# DIRECTION:
Reply with one number: how many lines contain the word "liên".

Entries from a dataset
** start **

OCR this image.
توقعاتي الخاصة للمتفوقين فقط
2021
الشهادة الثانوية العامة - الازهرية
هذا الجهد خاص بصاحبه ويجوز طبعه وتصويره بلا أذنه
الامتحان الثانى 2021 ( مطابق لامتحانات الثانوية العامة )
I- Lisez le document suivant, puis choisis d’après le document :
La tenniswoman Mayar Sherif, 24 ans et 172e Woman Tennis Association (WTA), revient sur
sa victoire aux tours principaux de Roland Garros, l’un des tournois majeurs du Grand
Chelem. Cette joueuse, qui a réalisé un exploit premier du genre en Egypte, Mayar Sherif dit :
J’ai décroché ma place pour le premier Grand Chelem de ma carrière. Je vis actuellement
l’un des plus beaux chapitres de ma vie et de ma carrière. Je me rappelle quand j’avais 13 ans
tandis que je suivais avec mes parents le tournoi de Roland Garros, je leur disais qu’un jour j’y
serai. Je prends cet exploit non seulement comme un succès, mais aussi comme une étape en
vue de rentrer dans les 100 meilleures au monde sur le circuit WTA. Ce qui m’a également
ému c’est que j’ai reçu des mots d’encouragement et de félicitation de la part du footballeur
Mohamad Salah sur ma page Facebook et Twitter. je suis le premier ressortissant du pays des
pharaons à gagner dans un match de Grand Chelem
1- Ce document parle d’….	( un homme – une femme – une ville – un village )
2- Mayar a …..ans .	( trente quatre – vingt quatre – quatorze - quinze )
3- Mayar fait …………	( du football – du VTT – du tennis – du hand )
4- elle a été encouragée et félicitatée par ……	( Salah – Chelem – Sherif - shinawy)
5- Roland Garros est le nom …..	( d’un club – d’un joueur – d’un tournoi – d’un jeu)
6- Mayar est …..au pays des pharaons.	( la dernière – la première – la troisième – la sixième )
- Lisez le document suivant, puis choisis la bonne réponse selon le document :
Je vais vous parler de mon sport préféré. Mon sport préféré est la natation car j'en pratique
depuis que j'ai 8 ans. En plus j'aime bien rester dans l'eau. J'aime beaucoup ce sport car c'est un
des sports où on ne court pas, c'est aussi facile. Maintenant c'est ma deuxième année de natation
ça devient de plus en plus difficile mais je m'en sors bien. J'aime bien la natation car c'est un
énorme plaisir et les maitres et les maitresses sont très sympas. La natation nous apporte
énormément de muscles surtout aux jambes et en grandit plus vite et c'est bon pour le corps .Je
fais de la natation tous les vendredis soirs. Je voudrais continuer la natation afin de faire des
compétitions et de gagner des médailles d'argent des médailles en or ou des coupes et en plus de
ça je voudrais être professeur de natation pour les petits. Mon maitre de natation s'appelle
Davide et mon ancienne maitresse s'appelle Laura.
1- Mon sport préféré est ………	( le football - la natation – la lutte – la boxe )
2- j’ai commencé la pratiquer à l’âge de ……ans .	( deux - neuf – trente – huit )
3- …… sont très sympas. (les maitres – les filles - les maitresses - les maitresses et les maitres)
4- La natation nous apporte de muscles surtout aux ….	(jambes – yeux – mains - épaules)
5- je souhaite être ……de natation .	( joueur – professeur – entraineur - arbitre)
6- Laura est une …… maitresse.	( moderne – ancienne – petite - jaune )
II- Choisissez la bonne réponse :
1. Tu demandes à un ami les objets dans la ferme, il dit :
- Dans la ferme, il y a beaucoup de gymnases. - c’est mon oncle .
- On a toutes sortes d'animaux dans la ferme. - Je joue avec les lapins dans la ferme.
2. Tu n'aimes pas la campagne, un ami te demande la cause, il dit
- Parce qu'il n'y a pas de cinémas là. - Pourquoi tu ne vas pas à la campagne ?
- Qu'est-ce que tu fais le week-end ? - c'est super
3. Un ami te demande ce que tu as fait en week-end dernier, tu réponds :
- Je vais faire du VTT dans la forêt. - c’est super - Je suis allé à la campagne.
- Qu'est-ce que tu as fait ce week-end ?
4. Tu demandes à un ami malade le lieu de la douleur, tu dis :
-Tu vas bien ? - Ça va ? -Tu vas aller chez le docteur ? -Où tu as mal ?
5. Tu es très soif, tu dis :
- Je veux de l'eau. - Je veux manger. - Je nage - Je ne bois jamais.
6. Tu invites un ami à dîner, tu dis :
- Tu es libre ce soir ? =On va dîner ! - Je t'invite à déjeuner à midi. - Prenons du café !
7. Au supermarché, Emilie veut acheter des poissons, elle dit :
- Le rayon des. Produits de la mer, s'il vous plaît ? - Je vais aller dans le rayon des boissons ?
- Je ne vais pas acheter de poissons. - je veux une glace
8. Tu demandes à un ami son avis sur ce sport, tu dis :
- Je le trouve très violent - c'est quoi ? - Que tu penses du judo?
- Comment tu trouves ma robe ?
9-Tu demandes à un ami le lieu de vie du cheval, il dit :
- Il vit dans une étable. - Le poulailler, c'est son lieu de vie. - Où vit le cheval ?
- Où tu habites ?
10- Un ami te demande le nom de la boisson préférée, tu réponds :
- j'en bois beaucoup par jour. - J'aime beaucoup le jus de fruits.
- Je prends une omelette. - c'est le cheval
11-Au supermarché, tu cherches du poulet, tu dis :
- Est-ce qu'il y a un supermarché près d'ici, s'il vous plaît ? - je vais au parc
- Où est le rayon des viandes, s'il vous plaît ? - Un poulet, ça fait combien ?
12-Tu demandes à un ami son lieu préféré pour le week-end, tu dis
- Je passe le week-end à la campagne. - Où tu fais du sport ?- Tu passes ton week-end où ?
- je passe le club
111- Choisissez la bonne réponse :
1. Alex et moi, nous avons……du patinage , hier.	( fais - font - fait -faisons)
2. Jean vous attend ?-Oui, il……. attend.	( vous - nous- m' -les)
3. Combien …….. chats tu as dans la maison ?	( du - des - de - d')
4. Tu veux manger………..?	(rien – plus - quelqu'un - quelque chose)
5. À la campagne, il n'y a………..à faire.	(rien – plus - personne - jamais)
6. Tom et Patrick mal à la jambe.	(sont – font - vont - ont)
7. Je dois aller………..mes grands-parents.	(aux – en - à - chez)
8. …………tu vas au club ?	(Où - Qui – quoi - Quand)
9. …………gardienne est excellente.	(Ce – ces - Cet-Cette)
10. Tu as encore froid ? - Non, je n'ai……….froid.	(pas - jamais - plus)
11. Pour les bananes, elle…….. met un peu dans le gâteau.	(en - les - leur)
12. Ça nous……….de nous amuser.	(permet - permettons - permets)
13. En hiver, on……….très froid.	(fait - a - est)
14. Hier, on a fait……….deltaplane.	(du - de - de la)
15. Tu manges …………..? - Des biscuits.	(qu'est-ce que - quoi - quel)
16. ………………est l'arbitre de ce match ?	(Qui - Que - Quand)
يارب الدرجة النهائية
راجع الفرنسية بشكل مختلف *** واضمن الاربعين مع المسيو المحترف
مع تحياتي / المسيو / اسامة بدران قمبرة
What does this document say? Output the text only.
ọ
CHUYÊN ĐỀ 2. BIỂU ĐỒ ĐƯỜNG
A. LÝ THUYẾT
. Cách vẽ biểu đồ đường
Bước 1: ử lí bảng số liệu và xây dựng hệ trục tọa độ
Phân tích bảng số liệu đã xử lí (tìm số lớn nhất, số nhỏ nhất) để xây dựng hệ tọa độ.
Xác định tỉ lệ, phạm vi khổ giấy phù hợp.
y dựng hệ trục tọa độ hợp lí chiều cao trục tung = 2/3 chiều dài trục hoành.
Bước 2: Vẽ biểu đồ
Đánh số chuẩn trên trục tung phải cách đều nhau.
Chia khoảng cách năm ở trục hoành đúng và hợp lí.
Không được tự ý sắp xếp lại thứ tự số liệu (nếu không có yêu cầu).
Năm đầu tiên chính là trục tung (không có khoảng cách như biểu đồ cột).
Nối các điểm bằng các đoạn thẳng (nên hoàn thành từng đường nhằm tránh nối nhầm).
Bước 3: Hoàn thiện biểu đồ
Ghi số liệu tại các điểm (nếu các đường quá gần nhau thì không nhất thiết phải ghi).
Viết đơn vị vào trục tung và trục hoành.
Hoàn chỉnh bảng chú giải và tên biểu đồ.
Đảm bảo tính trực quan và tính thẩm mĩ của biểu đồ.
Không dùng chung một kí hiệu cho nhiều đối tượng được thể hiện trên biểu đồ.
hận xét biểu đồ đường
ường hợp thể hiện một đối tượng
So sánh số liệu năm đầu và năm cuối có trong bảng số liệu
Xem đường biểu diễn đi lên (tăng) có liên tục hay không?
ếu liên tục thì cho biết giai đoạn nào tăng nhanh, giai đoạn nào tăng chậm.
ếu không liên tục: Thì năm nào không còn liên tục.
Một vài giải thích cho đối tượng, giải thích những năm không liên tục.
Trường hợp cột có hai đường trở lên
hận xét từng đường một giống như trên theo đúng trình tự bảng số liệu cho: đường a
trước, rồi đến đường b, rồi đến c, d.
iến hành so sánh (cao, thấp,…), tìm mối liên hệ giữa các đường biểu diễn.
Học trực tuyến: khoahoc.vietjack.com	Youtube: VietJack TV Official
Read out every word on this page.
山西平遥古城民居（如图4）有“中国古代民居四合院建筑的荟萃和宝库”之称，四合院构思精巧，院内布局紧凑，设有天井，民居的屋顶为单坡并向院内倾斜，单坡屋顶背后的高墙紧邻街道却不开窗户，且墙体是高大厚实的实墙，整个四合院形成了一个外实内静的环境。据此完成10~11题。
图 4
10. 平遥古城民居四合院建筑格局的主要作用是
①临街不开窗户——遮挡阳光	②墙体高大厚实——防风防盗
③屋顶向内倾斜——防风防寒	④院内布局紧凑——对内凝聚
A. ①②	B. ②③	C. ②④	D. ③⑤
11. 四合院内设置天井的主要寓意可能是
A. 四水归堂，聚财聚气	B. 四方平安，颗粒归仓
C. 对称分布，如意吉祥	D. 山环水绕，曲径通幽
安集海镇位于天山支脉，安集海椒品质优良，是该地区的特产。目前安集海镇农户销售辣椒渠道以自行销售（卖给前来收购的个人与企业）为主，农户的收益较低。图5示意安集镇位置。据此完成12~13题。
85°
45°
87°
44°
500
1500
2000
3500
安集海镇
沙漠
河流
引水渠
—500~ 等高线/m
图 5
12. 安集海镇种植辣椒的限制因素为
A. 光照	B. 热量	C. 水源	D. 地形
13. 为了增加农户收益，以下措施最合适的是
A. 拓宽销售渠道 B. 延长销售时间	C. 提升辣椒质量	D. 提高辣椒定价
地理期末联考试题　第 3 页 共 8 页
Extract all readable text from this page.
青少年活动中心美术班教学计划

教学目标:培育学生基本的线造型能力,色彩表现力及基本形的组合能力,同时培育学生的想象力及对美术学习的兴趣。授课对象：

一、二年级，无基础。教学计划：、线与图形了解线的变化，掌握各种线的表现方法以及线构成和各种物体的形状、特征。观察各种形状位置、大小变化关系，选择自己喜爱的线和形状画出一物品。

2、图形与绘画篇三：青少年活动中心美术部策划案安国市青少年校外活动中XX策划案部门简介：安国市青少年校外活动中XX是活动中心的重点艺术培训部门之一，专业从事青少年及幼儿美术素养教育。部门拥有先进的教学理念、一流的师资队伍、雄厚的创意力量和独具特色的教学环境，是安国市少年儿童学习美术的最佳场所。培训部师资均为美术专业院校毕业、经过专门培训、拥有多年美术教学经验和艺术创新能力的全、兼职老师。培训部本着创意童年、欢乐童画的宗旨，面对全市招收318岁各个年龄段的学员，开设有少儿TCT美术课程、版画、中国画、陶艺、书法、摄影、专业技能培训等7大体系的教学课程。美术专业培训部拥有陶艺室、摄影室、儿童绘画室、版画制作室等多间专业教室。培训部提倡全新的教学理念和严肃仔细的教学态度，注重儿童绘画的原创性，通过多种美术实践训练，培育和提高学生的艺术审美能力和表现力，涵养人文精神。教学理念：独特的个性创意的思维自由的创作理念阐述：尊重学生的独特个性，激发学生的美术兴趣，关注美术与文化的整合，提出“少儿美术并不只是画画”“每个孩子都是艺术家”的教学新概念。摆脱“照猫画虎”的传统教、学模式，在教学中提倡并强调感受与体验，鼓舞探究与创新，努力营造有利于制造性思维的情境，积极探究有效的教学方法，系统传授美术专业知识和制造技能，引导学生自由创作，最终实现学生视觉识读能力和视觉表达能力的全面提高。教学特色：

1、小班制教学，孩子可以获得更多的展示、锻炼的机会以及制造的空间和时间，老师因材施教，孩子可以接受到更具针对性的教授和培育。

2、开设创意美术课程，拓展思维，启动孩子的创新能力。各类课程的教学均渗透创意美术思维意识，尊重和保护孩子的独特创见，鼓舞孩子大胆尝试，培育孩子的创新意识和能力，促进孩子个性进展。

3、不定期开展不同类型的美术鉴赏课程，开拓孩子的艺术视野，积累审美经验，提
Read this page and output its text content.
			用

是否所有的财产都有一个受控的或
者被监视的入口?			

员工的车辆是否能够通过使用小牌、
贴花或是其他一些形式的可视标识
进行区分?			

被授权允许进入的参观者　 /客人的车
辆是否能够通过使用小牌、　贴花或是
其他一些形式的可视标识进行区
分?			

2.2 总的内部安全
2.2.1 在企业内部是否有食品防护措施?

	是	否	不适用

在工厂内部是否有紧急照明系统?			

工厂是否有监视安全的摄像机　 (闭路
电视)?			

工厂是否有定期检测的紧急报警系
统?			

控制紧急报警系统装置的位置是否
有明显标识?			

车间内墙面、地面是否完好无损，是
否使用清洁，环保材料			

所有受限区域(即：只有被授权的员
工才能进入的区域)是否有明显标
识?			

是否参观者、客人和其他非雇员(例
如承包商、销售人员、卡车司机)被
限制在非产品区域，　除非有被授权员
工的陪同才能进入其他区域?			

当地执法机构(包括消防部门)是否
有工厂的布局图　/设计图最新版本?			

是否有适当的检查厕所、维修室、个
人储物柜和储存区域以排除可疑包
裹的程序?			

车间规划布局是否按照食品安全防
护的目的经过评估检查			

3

** end **

# EXERCISE RESULT:
5